OBJECTIVE ->
Every line of the material that follows must be printed again exactly.

INFORMATION GIVEN ->
--
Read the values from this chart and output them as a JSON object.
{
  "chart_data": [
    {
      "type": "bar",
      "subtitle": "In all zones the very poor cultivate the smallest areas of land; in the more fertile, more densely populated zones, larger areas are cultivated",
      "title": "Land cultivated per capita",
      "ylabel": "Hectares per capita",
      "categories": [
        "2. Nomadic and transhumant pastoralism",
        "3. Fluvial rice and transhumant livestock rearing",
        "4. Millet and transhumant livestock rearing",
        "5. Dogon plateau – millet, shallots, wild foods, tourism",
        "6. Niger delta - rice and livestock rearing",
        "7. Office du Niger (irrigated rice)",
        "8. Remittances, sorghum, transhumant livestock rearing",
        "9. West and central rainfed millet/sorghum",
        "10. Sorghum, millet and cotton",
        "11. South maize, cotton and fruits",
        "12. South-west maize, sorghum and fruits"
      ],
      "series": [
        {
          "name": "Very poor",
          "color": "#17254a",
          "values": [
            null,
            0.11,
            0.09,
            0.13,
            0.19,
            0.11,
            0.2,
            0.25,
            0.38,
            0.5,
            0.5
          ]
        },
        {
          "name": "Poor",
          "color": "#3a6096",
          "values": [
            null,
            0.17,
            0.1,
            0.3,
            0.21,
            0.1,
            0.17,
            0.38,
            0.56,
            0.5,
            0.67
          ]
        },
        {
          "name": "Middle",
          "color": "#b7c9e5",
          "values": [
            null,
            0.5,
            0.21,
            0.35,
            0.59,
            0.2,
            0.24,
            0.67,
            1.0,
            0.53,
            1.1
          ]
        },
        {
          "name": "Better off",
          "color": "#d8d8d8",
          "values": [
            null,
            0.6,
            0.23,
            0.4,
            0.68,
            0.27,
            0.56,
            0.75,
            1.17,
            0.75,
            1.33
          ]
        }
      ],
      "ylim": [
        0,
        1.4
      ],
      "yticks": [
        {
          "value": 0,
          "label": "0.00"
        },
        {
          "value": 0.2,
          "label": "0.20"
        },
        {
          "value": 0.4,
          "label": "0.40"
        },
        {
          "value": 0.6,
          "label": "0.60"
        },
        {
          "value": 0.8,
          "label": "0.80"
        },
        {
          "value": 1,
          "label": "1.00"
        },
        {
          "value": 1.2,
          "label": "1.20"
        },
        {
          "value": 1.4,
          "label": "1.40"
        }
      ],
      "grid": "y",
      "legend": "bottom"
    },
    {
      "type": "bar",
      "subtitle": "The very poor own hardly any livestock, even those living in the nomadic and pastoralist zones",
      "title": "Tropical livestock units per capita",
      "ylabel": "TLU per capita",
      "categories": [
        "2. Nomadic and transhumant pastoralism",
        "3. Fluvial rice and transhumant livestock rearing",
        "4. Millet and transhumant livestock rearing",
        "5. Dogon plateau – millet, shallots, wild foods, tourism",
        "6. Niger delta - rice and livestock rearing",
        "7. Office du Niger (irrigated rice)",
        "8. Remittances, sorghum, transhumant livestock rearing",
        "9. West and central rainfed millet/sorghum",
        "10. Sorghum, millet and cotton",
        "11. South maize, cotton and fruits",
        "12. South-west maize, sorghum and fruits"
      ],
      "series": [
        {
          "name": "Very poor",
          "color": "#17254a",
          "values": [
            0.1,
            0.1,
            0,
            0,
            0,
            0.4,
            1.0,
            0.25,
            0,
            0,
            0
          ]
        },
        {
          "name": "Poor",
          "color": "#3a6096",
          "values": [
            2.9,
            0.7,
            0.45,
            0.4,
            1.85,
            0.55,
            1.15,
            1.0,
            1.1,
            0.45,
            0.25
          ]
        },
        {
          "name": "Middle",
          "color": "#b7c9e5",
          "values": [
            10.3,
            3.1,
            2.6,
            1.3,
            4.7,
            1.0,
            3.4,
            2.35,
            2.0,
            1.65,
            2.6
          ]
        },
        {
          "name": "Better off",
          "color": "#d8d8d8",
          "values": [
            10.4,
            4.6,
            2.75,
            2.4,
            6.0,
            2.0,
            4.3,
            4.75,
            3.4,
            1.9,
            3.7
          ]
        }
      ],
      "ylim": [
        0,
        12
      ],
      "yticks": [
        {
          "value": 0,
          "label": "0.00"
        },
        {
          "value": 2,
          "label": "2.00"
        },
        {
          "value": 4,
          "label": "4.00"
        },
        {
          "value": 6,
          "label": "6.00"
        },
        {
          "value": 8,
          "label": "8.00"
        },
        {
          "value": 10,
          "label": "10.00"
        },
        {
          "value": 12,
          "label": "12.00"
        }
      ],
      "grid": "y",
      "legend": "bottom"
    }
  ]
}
--
RESPONSE FOR THIS EXERCISE ->
Read the values from this chart and output them as a JSON object.
{
  "chart_data": [
    {
      "type": "bar",
      "subtitle": "In all zones the very poor cultivate the smallest areas of land; in the more fertile, more densely populated zones, larger areas are cultivated",
      "title": "Land cultivated per capita",
      "ylabel": "Hectares per capita",
      "categories": [
        "2. Nomadic and transhumant pastoralism",
        "3. Fluvial rice and transhumant livestock rearing",
        "4. Millet and transhumant livestock rearing",
        "5. Dogon plateau – millet, shallots, wild foods, tourism",
        "6. Niger delta - rice and livestock rearing",
        "7. Office du Niger (irrigated rice)",
        "8. Remittances, sorghum, transhumant livestock rearing",
        "9. West and central rainfed millet/sorghum",
        "10. Sorghum, millet and cotton",
        "11. South maize, cotton and fruits",
        "12. South-west maize, sorghum and fruits"
      ],
      "series": [
        {
          "name": "Very poor",
          "color": "#17254a",
          "values": [
            null,
            0.11,
            0.09,
            0.13,
            0.19,
            0.11,
            0.2,
            0.25,
            0.38,
            0.5,
            0.5
          ]
        },
        {
          "name": "Poor",
          "color": "#3a6096",
          "values": [
            null,
            0.17,
            0.1,
            0.3,
            0.21,
            0.1,
            0.17,
            0.38,
            0.56,
            0.5,
            0.67
          ]
        },
        {
          "name": "Middle",
          "color": "#b7c9e5",
          "values": [
            null,
            0.5,
            0.21,
            0.35,
            0.59,
            0.2,
            0.24,
            0.67,
            1.0,
            0.53,
            1.1
          ]
        },
        {
          "name": "Better off",
          "color": "#d8d8d8",
          "values": [
            null,
            0.6,
            0.23,
            0.4,
            0.68,
            0.27,
            0.56,
            0.75,
            1.17,
            0.75,
            1.33
          ]
        }
      ],
      "ylim": [
        0,
        1.4
      ],
      "yticks": [
        {
          "value": 0,
          "label": "0.00"
        },
        {
          "value": 0.2,
          "label": "0.20"
        },
        {
          "value": 0.4,
          "label": "0.40"
        },
        {
          "value": 0.6,
          "label": "0.60"
        },
        {
          "value": 0.8,
          "label": "0.80"
        },
        {
          "value": 1,
          "label": "1.00"
        },
        {
          "value": 1.2,
          "label": "1.20"
        },
        {
          "value": 1.4,
          "label": "1.40"
        }
      ],
      "grid": "y",
      "legend": "bottom"
    },
    {
      "type": "bar",
      "subtitle": "The very poor own hardly any livestock, even those living in the nomadic and pastoralist zones",
      "title": "Tropical livestock units per capita",
      "ylabel": "TLU per capita",
      "categories": [
        "2. Nomadic and transhumant pastoralism",
        "3. Fluvial rice and transhumant livestock rearing",
        "4. Millet and transhumant livestock rearing",
        "5. Dogon plateau – millet, shallots, wild foods, tourism",
        "6. Niger delta - rice and livestock rearing",
        "7. Office du Niger (irrigated rice)",
        "8. Remittances, sorghum, transhumant livestock rearing",
        "9. West and central rainfed millet/sorghum",
        "10. Sorghum, millet and cotton",
        "11. South maize, cotton and fruits",
        "12. South-west maize, sorghum and fruits"
      ],
      "series": [
        {
          "name": "Very poor",
          "color": "#17254a",
          "values": [
            0.1,
            0.1,
            0,
            0,
            0,
            0.4,
            1.0,
            0.25,
            0,
            0,
            0
          ]
        },
        {
          "name": "Poor",
          "color": "#3a6096",
          "values": [
            2.9,
            0.7,
            0.45,
            0.4,
            1.85,
            0.55,
            1.15,
            1.0,
            1.1,
            0.45,
            0.25
          ]
        },
        {
          "name": "Middle",
          "color": "#b7c9e5",
          "values": [
            10.3,
            3.1,
            2.6,
            1.3,
            4.7,
            1.0,
            3.4,
            2.35,
            2.0,
            1.65,
            2.6
          ]
        },
        {
          "name": "Better off",
          "color": "#d8d8d8",
          "values": [
            10.4,
            4.6,
            2.75,
            2.4,
            6.0,
            2.0,
            4.3,
            4.75,
            3.4,
            1.9,
            3.7
          ]
        }
      ],
      "ylim": [
        0,
        12
      ],
      "yticks": [
        {
          "value": 0,
          "label": "0.00"
        },
        {
          "value": 2,
          "label": "2.00"
        },
        {
          "value": 4,
          "label": "4.00"
        },
        {
          "value": 6,
          "label": "6.00"
        },
        {
          "value": 8,
          "label": "8.00"
        },
        {
          "value": 10,
          "label": "10.00"
        },
        {
          "value": 12,
          "label": "12.00"
        }
      ],
      "grid": "y",
      "legend": "bottom"
    }
  ]
}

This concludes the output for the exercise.